──────── Record set

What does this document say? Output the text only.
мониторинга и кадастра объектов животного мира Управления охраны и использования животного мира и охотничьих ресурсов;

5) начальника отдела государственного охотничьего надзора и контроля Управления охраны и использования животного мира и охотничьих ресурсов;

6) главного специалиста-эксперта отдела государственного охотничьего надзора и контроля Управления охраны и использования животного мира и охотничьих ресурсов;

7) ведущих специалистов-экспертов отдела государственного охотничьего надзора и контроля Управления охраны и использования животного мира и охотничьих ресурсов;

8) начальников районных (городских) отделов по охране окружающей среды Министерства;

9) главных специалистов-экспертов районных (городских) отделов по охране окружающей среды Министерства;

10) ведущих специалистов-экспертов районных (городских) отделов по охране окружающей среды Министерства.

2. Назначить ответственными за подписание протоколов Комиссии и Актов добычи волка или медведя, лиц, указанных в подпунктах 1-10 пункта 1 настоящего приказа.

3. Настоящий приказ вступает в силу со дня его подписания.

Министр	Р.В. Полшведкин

────────────────

Instruction
In the entries above, count each line with "Министерства"; reply with the total only.

Exercise solution
3